## RECORDS TO USE
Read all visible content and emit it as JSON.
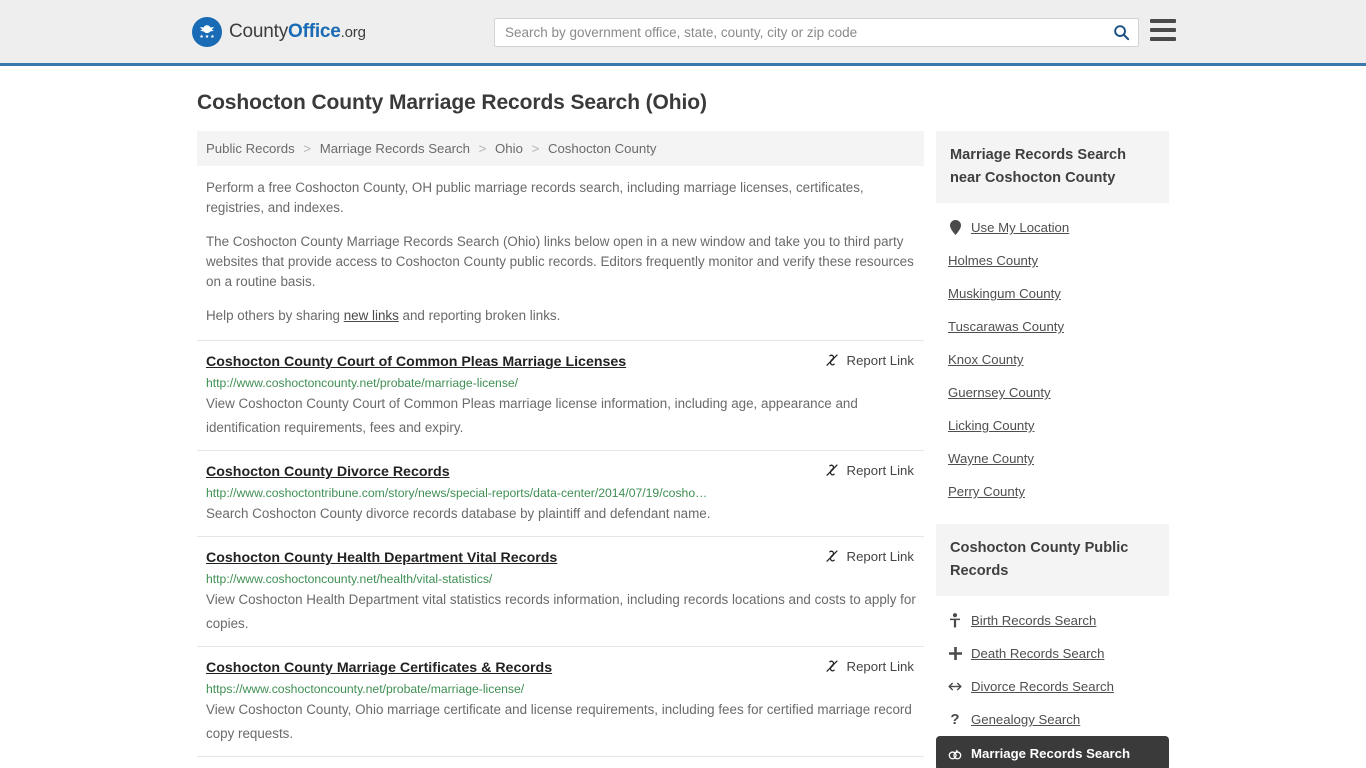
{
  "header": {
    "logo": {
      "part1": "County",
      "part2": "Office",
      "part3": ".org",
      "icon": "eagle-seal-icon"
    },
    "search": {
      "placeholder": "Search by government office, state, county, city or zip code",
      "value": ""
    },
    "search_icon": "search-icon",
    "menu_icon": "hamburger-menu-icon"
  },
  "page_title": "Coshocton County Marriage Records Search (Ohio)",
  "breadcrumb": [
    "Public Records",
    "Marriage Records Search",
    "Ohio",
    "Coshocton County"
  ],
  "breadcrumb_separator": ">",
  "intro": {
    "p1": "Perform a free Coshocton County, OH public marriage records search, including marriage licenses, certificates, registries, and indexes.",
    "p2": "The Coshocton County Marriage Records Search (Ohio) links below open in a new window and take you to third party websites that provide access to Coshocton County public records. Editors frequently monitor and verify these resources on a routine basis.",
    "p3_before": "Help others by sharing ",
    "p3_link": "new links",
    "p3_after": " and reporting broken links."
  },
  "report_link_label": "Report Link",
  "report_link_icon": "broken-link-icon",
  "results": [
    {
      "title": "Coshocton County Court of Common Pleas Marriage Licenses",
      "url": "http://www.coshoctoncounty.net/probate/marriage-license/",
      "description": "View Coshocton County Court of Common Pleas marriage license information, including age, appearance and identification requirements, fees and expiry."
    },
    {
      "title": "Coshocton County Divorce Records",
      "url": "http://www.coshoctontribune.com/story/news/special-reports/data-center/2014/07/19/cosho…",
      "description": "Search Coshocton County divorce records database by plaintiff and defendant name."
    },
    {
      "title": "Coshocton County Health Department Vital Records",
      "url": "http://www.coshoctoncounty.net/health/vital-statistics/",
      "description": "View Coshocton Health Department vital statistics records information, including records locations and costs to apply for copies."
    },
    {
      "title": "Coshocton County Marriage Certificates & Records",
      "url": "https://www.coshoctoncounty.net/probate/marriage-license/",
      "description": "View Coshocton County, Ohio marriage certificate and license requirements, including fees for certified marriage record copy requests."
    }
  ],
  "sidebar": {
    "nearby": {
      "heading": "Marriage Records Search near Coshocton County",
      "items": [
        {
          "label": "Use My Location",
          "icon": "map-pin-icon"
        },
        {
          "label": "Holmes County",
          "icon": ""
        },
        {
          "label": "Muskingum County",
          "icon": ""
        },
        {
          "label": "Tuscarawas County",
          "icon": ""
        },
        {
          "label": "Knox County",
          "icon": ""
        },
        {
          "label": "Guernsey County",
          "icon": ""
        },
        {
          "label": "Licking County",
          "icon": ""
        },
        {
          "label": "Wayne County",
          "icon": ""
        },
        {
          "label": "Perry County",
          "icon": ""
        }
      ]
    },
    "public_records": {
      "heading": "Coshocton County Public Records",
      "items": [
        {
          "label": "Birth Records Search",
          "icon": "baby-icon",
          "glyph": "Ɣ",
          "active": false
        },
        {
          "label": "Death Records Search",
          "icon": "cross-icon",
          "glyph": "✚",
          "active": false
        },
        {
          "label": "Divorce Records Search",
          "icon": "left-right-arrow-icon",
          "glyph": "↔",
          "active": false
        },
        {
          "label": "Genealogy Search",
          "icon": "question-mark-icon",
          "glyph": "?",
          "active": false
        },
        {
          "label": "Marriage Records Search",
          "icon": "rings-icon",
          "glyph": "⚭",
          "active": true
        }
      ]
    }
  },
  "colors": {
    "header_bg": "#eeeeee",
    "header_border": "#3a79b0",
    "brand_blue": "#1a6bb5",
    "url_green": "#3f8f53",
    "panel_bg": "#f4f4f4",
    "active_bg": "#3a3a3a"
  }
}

## GOAL
Repeat the full listing above exactly, with no pictures in the copy.

## CORRECT RESULT
Read all visible content and emit it as JSON.
{
  "header": {
    "logo": {
      "part1": "County",
      "part2": "Office",
      "part3": ".org",
      "icon": "eagle-seal-icon"
    },
    "search": {
      "placeholder": "Search by government office, state, county, city or zip code",
      "value": ""
    },
    "search_icon": "search-icon",
    "menu_icon": "hamburger-menu-icon"
  },
  "page_title": "Coshocton County Marriage Records Search (Ohio)",
  "breadcrumb": [
    "Public Records",
    "Marriage Records Search",
    "Ohio",
    "Coshocton County"
  ],
  "breadcrumb_separator": ">",
  "intro": {
    "p1": "Perform a free Coshocton County, OH public marriage records search, including marriage licenses, certificates, registries, and indexes.",
    "p2": "The Coshocton County Marriage Records Search (Ohio) links below open in a new window and take you to third party websites that provide access to Coshocton County public records. Editors frequently monitor and verify these resources on a routine basis.",
    "p3_before": "Help others by sharing ",
    "p3_link": "new links",
    "p3_after": " and reporting broken links."
  },
  "report_link_label": "Report Link",
  "report_link_icon": "broken-link-icon",
  "results": [
    {
      "title": "Coshocton County Court of Common Pleas Marriage Licenses",
      "url": "http://www.coshoctoncounty.net/probate/marriage-license/",
      "description": "View Coshocton County Court of Common Pleas marriage license information, including age, appearance and identification requirements, fees and expiry."
    },
    {
      "title": "Coshocton County Divorce Records",
      "url": "http://www.coshoctontribune.com/story/news/special-reports/data-center/2014/07/19/cosho…",
      "description": "Search Coshocton County divorce records database by plaintiff and defendant name."
    },
    {
      "title": "Coshocton County Health Department Vital Records",
      "url": "http://www.coshoctoncounty.net/health/vital-statistics/",
      "description": "View Coshocton Health Department vital statistics records information, including records locations and costs to apply for copies."
    },
    {
      "title": "Coshocton County Marriage Certificates & Records",
      "url": "https://www.coshoctoncounty.net/probate/marriage-license/",
      "description": "View Coshocton County, Ohio marriage certificate and license requirements, including fees for certified marriage record copy requests."
    }
  ],
  "sidebar": {
    "nearby": {
      "heading": "Marriage Records Search near Coshocton County",
      "items": [
        {
          "label": "Use My Location",
          "icon": "map-pin-icon"
        },
        {
          "label": "Holmes County",
          "icon": ""
        },
        {
          "label": "Muskingum County",
          "icon": ""
        },
        {
          "label": "Tuscarawas County",
          "icon": ""
        },
        {
          "label": "Knox County",
          "icon": ""
        },
        {
          "label": "Guernsey County",
          "icon": ""
        },
        {
          "label": "Licking County",
          "icon": ""
        },
        {
          "label": "Wayne County",
          "icon": ""
        },
        {
          "label": "Perry County",
          "icon": ""
        }
      ]
    },
    "public_records": {
      "heading": "Coshocton County Public Records",
      "items": [
        {
          "label": "Birth Records Search",
          "icon": "baby-icon",
          "glyph": "Ɣ",
          "active": false
        },
        {
          "label": "Death Records Search",
          "icon": "cross-icon",
          "glyph": "✚",
          "active": false
        },
        {
          "label": "Divorce Records Search",
          "icon": "left-right-arrow-icon",
          "glyph": "↔",
          "active": false
        },
        {
          "label": "Genealogy Search",
          "icon": "question-mark-icon",
          "glyph": "?",
          "active": false
        },
        {
          "label": "Marriage Records Search",
          "icon": "rings-icon",
          "glyph": "⚭",
          "active": true
        }
      ]
    }
  },
  "colors": {
    "header_bg": "#eeeeee",
    "header_border": "#3a79b0",
    "brand_blue": "#1a6bb5",
    "url_green": "#3f8f53",
    "panel_bg": "#f4f4f4",
    "active_bg": "#3a3a3a"
  }
}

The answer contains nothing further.